In the listing below, pick out lines with "Mondel".

- - - - - - -

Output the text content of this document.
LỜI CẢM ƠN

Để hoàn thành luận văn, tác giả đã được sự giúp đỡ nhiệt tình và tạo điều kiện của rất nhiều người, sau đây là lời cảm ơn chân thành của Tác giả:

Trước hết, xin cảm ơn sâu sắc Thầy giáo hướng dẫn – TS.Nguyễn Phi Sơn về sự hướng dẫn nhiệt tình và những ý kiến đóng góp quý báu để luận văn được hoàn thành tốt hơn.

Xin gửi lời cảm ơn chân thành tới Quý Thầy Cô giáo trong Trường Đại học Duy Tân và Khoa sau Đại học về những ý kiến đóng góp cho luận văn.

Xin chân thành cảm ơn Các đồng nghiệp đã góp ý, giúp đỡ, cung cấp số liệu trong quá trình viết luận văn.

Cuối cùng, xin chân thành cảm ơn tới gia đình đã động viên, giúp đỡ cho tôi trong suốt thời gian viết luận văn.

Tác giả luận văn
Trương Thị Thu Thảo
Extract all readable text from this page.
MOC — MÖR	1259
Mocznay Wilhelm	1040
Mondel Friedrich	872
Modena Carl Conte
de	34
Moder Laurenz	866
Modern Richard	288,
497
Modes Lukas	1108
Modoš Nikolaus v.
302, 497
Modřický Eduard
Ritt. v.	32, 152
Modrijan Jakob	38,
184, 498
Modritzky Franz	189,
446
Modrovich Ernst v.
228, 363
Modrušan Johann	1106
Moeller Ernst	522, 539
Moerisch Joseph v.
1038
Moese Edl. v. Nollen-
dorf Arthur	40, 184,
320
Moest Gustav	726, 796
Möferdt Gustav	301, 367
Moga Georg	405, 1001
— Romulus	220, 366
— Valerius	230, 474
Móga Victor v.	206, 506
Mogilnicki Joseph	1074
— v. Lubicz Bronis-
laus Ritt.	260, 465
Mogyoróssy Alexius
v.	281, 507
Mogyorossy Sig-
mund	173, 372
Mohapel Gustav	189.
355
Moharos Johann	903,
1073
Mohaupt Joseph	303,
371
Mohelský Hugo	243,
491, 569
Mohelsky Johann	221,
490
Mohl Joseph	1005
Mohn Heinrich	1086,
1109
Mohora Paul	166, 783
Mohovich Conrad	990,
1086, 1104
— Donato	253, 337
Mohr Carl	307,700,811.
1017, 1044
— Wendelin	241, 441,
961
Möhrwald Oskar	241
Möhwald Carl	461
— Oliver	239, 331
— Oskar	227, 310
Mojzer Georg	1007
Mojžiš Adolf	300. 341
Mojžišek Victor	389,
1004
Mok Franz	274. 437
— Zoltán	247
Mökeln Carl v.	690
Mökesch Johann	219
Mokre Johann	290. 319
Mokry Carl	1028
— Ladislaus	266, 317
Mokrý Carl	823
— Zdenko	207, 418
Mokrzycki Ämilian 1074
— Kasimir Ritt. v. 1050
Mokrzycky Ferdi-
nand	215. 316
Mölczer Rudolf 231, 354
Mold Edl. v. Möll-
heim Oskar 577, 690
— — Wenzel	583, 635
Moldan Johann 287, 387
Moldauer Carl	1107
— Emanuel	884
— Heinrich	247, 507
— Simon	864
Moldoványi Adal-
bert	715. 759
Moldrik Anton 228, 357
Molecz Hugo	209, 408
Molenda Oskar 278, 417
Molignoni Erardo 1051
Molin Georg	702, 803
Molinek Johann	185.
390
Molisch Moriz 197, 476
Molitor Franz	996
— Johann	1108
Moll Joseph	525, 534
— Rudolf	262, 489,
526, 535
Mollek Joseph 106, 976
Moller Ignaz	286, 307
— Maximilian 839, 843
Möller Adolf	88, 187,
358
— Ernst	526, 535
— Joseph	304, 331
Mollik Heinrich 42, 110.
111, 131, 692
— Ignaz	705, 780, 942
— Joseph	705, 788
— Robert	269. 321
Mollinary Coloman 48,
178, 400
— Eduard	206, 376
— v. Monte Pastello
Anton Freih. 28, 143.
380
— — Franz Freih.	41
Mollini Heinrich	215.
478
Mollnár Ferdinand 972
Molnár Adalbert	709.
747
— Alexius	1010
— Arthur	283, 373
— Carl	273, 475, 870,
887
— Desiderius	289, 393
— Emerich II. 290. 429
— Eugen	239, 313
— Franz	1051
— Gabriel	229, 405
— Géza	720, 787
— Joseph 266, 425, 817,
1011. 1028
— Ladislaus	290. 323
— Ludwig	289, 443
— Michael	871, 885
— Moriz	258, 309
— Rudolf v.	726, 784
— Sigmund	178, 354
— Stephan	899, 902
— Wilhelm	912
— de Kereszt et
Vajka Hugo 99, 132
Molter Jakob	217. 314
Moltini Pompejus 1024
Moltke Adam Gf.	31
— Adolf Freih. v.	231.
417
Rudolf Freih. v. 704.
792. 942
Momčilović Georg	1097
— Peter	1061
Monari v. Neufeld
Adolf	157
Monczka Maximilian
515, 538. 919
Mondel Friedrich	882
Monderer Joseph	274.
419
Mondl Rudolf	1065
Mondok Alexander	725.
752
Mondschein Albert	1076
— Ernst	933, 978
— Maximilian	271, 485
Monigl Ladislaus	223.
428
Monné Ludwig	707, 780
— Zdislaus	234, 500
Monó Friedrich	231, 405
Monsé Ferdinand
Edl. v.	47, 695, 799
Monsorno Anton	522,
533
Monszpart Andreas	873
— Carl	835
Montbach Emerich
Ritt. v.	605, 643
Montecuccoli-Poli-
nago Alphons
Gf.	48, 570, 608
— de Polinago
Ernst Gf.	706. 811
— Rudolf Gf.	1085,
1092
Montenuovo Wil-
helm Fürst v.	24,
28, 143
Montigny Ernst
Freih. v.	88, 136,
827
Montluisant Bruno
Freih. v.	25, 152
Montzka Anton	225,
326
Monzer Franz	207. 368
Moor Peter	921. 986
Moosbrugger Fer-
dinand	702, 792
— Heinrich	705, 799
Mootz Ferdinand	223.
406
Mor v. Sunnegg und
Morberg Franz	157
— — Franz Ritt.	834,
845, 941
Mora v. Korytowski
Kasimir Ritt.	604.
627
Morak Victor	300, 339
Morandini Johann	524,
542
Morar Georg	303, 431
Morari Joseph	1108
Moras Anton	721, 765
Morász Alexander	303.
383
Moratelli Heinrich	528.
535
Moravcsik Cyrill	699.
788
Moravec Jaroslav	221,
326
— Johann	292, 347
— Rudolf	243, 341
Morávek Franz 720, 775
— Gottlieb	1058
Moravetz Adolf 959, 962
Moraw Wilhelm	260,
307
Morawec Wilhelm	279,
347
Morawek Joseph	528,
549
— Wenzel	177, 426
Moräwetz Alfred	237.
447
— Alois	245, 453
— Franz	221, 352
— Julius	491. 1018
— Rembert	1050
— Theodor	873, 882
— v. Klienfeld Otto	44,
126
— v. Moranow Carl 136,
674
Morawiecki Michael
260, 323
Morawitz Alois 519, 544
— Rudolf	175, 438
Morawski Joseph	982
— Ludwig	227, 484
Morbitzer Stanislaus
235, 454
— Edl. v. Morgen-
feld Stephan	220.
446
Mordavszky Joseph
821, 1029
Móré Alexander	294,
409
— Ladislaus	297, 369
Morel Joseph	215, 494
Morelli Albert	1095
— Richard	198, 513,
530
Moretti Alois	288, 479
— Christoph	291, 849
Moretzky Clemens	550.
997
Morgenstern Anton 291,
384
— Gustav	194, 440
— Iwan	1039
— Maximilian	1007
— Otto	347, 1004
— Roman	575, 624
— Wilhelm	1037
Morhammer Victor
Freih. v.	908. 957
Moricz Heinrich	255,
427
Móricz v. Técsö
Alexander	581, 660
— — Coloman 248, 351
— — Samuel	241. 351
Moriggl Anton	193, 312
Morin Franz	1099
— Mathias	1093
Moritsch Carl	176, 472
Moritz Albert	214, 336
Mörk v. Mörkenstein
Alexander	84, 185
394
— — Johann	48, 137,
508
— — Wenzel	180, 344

- - - - - - -

== SOLUTION ==
Mondel Friedrich	872
Mondel Friedrich	882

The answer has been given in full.